Work required - Would you quote every entry exactly, dropping only the pictures?

:: Given data

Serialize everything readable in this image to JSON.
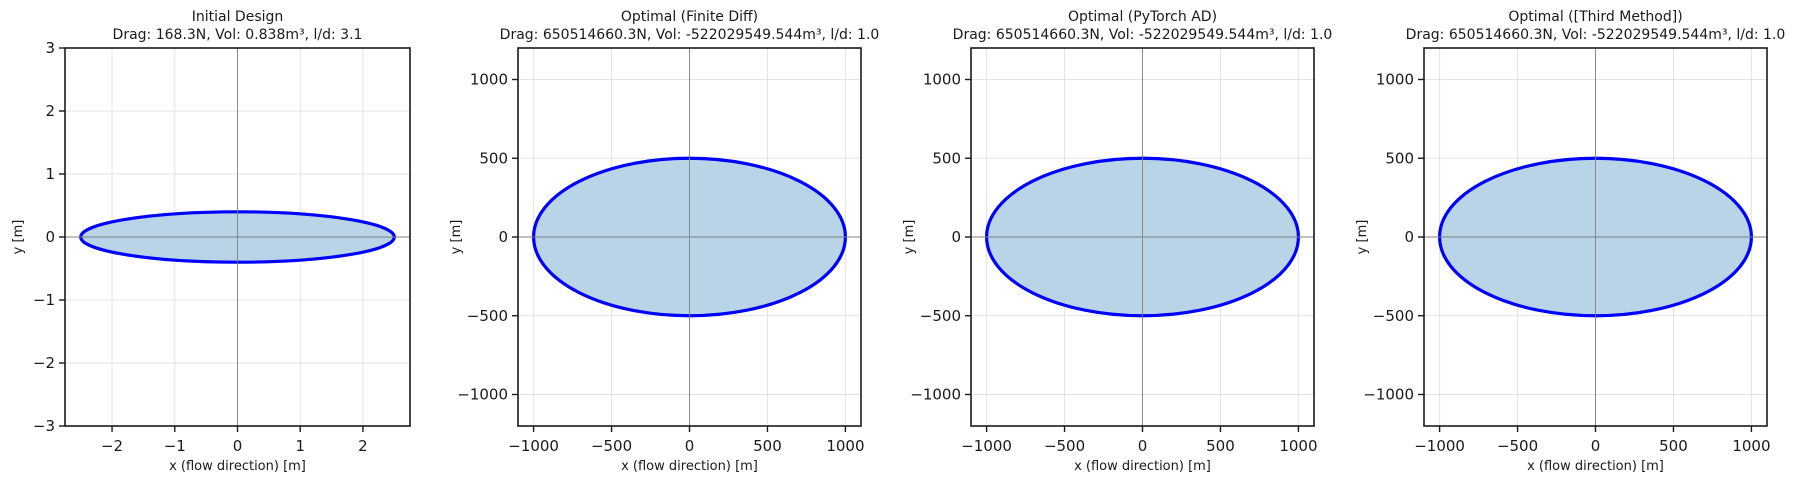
{
  "chart_data": [
    {
      "type": "area",
      "title": "Initial Design",
      "subtitle": "Drag: 168.3N, Vol: 0.838m³, l/d: 3.1",
      "xlabel": "x (flow direction) [m]",
      "ylabel": "y [m]",
      "xlim": [
        -2.75,
        2.75
      ],
      "ylim": [
        -3,
        3
      ],
      "xticks": [
        -2,
        -1,
        0,
        1,
        2
      ],
      "yticks": [
        -3,
        -2,
        -1,
        0,
        1,
        2,
        3
      ],
      "shape": {
        "kind": "ellipse",
        "semi_length": 2.5,
        "semi_height": 0.4
      },
      "grid": true
    },
    {
      "type": "area",
      "title": "Optimal (Finite Diff)",
      "subtitle": "Drag: 650514660.3N, Vol: -522029549.544m³, l/d: 1.0",
      "xlabel": "x (flow direction) [m]",
      "ylabel": "y [m]",
      "xlim": [
        -1100,
        1100
      ],
      "ylim": [
        -1200,
        1200
      ],
      "xticks": [
        -1000,
        -500,
        0,
        500,
        1000
      ],
      "yticks": [
        -1000,
        -500,
        0,
        500,
        1000
      ],
      "shape": {
        "kind": "ellipse",
        "semi_length": 1000,
        "semi_height": 500
      },
      "grid": true
    },
    {
      "type": "area",
      "title": "Optimal (PyTorch AD)",
      "subtitle": "Drag: 650514660.3N, Vol: -522029549.544m³, l/d: 1.0",
      "xlabel": "x (flow direction) [m]",
      "ylabel": "y [m]",
      "xlim": [
        -1100,
        1100
      ],
      "ylim": [
        -1200,
        1200
      ],
      "xticks": [
        -1000,
        -500,
        0,
        500,
        1000
      ],
      "yticks": [
        -1000,
        -500,
        0,
        500,
        1000
      ],
      "shape": {
        "kind": "ellipse",
        "semi_length": 1000,
        "semi_height": 500
      },
      "grid": true
    },
    {
      "type": "area",
      "title": "Optimal ([Third Method])",
      "subtitle": "Drag: 650514660.3N, Vol: -522029549.544m³, l/d: 1.0",
      "xlabel": "x (flow direction) [m]",
      "ylabel": "y [m]",
      "xlim": [
        -1100,
        1100
      ],
      "ylim": [
        -1200,
        1200
      ],
      "xticks": [
        -1000,
        -500,
        0,
        500,
        1000
      ],
      "yticks": [
        -1000,
        -500,
        0,
        500,
        1000
      ],
      "shape": {
        "kind": "ellipse",
        "semi_length": 1000,
        "semi_height": 500
      },
      "grid": true
    }
  ],
  "colors": {
    "outline": "#0000ff",
    "fill": "#b9d4e7",
    "grid": "#e3e3e3",
    "axis_line": "#808080"
  }
}
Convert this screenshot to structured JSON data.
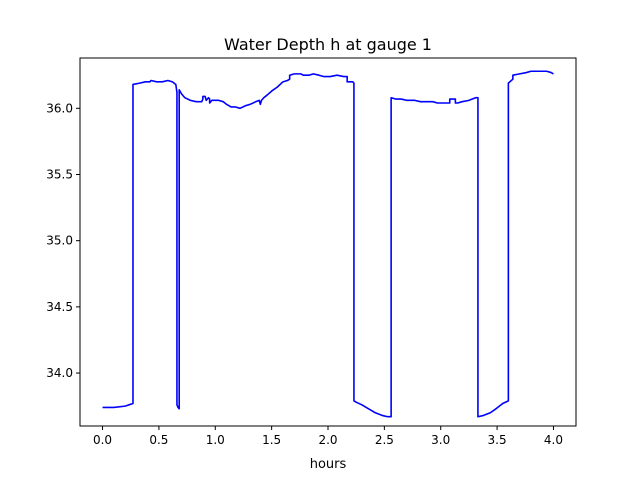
{
  "chart_data": {
    "type": "line",
    "title": "Water Depth h at gauge 1",
    "xlabel": "hours",
    "ylabel": "",
    "xlim": [
      -0.2,
      4.2
    ],
    "ylim": [
      33.6,
      36.38
    ],
    "xticks": [
      0.0,
      0.5,
      1.0,
      1.5,
      2.0,
      2.5,
      3.0,
      3.5,
      4.0
    ],
    "xtick_labels": [
      "0.0",
      "0.5",
      "1.0",
      "1.5",
      "2.0",
      "2.5",
      "3.0",
      "3.5",
      "4.0"
    ],
    "yticks": [
      34.0,
      34.5,
      35.0,
      35.5,
      36.0
    ],
    "ytick_labels": [
      "34.0",
      "34.5",
      "35.0",
      "35.5",
      "36.0"
    ],
    "grid": false,
    "legend": "none",
    "colors": {
      "line": "#0000ff",
      "axes": "#000000",
      "background": "#ffffff"
    },
    "series": [
      {
        "x": [
          0.0,
          0.1,
          0.2,
          0.27,
          0.27,
          0.33,
          0.38,
          0.42,
          0.43,
          0.48,
          0.53,
          0.58,
          0.62,
          0.65,
          0.66,
          0.66,
          0.67,
          0.68,
          0.68,
          0.7,
          0.73,
          0.78,
          0.83,
          0.88,
          0.89,
          0.89,
          0.91,
          0.92,
          0.94,
          0.95,
          0.95,
          0.97,
          1.03,
          1.07,
          1.1,
          1.14,
          1.18,
          1.22,
          1.27,
          1.31,
          1.36,
          1.39,
          1.4,
          1.41,
          1.43,
          1.46,
          1.5,
          1.55,
          1.6,
          1.64,
          1.66,
          1.66,
          1.7,
          1.76,
          1.78,
          1.83,
          1.87,
          1.92,
          1.96,
          2.02,
          2.08,
          2.14,
          2.16,
          2.17,
          2.17,
          2.22,
          2.23,
          2.23,
          2.25,
          2.3,
          2.36,
          2.42,
          2.48,
          2.53,
          2.56,
          2.56,
          2.6,
          2.65,
          2.7,
          2.77,
          2.82,
          2.87,
          2.93,
          2.97,
          3.03,
          3.06,
          3.08,
          3.08,
          3.13,
          3.13,
          3.15,
          3.19,
          3.25,
          3.28,
          3.31,
          3.33,
          3.33,
          3.38,
          3.44,
          3.49,
          3.55,
          3.6,
          3.6,
          3.64,
          3.64,
          3.7,
          3.76,
          3.8,
          3.84,
          3.9,
          3.94,
          3.98,
          4.0
        ],
        "y": [
          33.74,
          33.74,
          33.75,
          33.77,
          36.18,
          36.19,
          36.2,
          36.2,
          36.21,
          36.2,
          36.2,
          36.21,
          36.2,
          36.18,
          36.12,
          33.76,
          33.74,
          33.73,
          36.14,
          36.11,
          36.08,
          36.06,
          36.05,
          36.05,
          36.07,
          36.09,
          36.09,
          36.06,
          36.08,
          36.07,
          36.04,
          36.06,
          36.06,
          36.05,
          36.03,
          36.01,
          36.01,
          36.0,
          36.02,
          36.03,
          36.05,
          36.06,
          36.03,
          36.06,
          36.08,
          36.1,
          36.13,
          36.16,
          36.2,
          36.21,
          36.22,
          36.25,
          36.26,
          36.26,
          36.25,
          36.25,
          36.26,
          36.25,
          36.24,
          36.24,
          36.25,
          36.24,
          36.24,
          36.24,
          36.2,
          36.2,
          36.19,
          33.79,
          33.78,
          33.76,
          33.73,
          33.7,
          33.68,
          33.67,
          33.67,
          36.08,
          36.07,
          36.07,
          36.06,
          36.06,
          36.05,
          36.05,
          36.05,
          36.04,
          36.04,
          36.04,
          36.04,
          36.07,
          36.07,
          36.04,
          36.04,
          36.05,
          36.06,
          36.07,
          36.08,
          36.08,
          33.67,
          33.68,
          33.7,
          33.73,
          33.77,
          33.79,
          36.19,
          36.22,
          36.25,
          36.26,
          36.27,
          36.28,
          36.28,
          36.28,
          36.28,
          36.27,
          36.26
        ]
      }
    ]
  }
}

::::

Problem solution -
Serialize everything readable in this image to JSON.
{
  "chart_data": [
    {
      "type": "area",
      "title": "Initial Design",
      "subtitle": "Drag: 168.3N, Vol: 0.838m³, l/d: 3.1",
      "xlabel": "x (flow direction) [m]",
      "ylabel": "y [m]",
      "xlim": [
        -2.75,
        2.75
      ],
      "ylim": [
        -3,
        3
      ],
      "xticks": [
        -2,
        -1,
        0,
        1,
        2
      ],
      "yticks": [
        -3,
        -2,
        -1,
        0,
        1,
        2,
        3
      ],
      "shape": {
        "kind": "ellipse",
        "semi_length": 2.5,
        "semi_height": 0.4
      },
      "grid": true
    },
    {
      "type": "area",
      "title": "Optimal (Finite Diff)",
      "subtitle": "Drag: 650514660.3N, Vol: -522029549.544m³, l/d: 1.0",
      "xlabel": "x (flow direction) [m]",
      "ylabel": "y [m]",
      "xlim": [
        -1100,
        1100
      ],
      "ylim": [
        -1200,
        1200
      ],
      "xticks": [
        -1000,
        -500,
        0,
        500,
        1000
      ],
      "yticks": [
        -1000,
        -500,
        0,
        500,
        1000
      ],
      "shape": {
        "kind": "ellipse",
        "semi_length": 1000,
        "semi_height": 500
      },
      "grid": true
    },
    {
      "type": "area",
      "title": "Optimal (PyTorch AD)",
      "subtitle": "Drag: 650514660.3N, Vol: -522029549.544m³, l/d: 1.0",
      "xlabel": "x (flow direction) [m]",
      "ylabel": "y [m]",
      "xlim": [
        -1100,
        1100
      ],
      "ylim": [
        -1200,
        1200
      ],
      "xticks": [
        -1000,
        -500,
        0,
        500,
        1000
      ],
      "yticks": [
        -1000,
        -500,
        0,
        500,
        1000
      ],
      "shape": {
        "kind": "ellipse",
        "semi_length": 1000,
        "semi_height": 500
      },
      "grid": true
    },
    {
      "type": "area",
      "title": "Optimal ([Third Method])",
      "subtitle": "Drag: 650514660.3N, Vol: -522029549.544m³, l/d: 1.0",
      "xlabel": "x (flow direction) [m]",
      "ylabel": "y [m]",
      "xlim": [
        -1100,
        1100
      ],
      "ylim": [
        -1200,
        1200
      ],
      "xticks": [
        -1000,
        -500,
        0,
        500,
        1000
      ],
      "yticks": [
        -1000,
        -500,
        0,
        500,
        1000
      ],
      "shape": {
        "kind": "ellipse",
        "semi_length": 1000,
        "semi_height": 500
      },
      "grid": true
    }
  ],
  "colors": {
    "outline": "#0000ff",
    "fill": "#b9d4e7",
    "grid": "#e3e3e3",
    "axis_line": "#808080"
  }
}
Convert this screenshot to structured JSON data.
{
  "chart_data": {
    "type": "line",
    "title": "Water Depth h at gauge 1",
    "xlabel": "hours",
    "ylabel": "",
    "xlim": [
      -0.2,
      4.2
    ],
    "ylim": [
      33.6,
      36.38
    ],
    "xticks": [
      0.0,
      0.5,
      1.0,
      1.5,
      2.0,
      2.5,
      3.0,
      3.5,
      4.0
    ],
    "xtick_labels": [
      "0.0",
      "0.5",
      "1.0",
      "1.5",
      "2.0",
      "2.5",
      "3.0",
      "3.5",
      "4.0"
    ],
    "yticks": [
      34.0,
      34.5,
      35.0,
      35.5,
      36.0
    ],
    "ytick_labels": [
      "34.0",
      "34.5",
      "35.0",
      "35.5",
      "36.0"
    ],
    "grid": false,
    "legend": "none",
    "colors": {
      "line": "#0000ff",
      "axes": "#000000",
      "background": "#ffffff"
    },
    "series": [
      {
        "x": [
          0.0,
          0.1,
          0.2,
          0.27,
          0.27,
          0.33,
          0.38,
          0.42,
          0.43,
          0.48,
          0.53,
          0.58,
          0.62,
          0.65,
          0.66,
          0.66,
          0.67,
          0.68,
          0.68,
          0.7,
          0.73,
          0.78,
          0.83,
          0.88,
          0.89,
          0.89,
          0.91,
          0.92,
          0.94,
          0.95,
          0.95,
          0.97,
          1.03,
          1.07,
          1.1,
          1.14,
          1.18,
          1.22,
          1.27,
          1.31,
          1.36,
          1.39,
          1.4,
          1.41,
          1.43,
          1.46,
          1.5,
          1.55,
          1.6,
          1.64,
          1.66,
          1.66,
          1.7,
          1.76,
          1.78,
          1.83,
          1.87,
          1.92,
          1.96,
          2.02,
          2.08,
          2.14,
          2.16,
          2.17,
          2.17,
          2.22,
          2.23,
          2.23,
          2.25,
          2.3,
          2.36,
          2.42,
          2.48,
          2.53,
          2.56,
          2.56,
          2.6,
          2.65,
          2.7,
          2.77,
          2.82,
          2.87,
          2.93,
          2.97,
          3.03,
          3.06,
          3.08,
          3.08,
          3.13,
          3.13,
          3.15,
          3.19,
          3.25,
          3.28,
          3.31,
          3.33,
          3.33,
          3.38,
          3.44,
          3.49,
          3.55,
          3.6,
          3.6,
          3.64,
          3.64,
          3.7,
          3.76,
          3.8,
          3.84,
          3.9,
          3.94,
          3.98,
          4.0
        ],
        "y": [
          33.74,
          33.74,
          33.75,
          33.77,
          36.18,
          36.19,
          36.2,
          36.2,
          36.21,
          36.2,
          36.2,
          36.21,
          36.2,
          36.18,
          36.12,
          33.76,
          33.74,
          33.73,
          36.14,
          36.11,
          36.08,
          36.06,
          36.05,
          36.05,
          36.07,
          36.09,
          36.09,
          36.06,
          36.08,
          36.07,
          36.04,
          36.06,
          36.06,
          36.05,
          36.03,
          36.01,
          36.01,
          36.0,
          36.02,
          36.03,
          36.05,
          36.06,
          36.03,
          36.06,
          36.08,
          36.1,
          36.13,
          36.16,
          36.2,
          36.21,
          36.22,
          36.25,
          36.26,
          36.26,
          36.25,
          36.25,
          36.26,
          36.25,
          36.24,
          36.24,
          36.25,
          36.24,
          36.24,
          36.24,
          36.2,
          36.2,
          36.19,
          33.79,
          33.78,
          33.76,
          33.73,
          33.7,
          33.68,
          33.67,
          33.67,
          36.08,
          36.07,
          36.07,
          36.06,
          36.06,
          36.05,
          36.05,
          36.05,
          36.04,
          36.04,
          36.04,
          36.04,
          36.07,
          36.07,
          36.04,
          36.04,
          36.05,
          36.06,
          36.07,
          36.08,
          36.08,
          33.67,
          33.68,
          33.7,
          33.73,
          33.77,
          33.79,
          36.19,
          36.22,
          36.25,
          36.26,
          36.27,
          36.28,
          36.28,
          36.28,
          36.28,
          36.27,
          36.26
        ]
      }
    ]
  }
}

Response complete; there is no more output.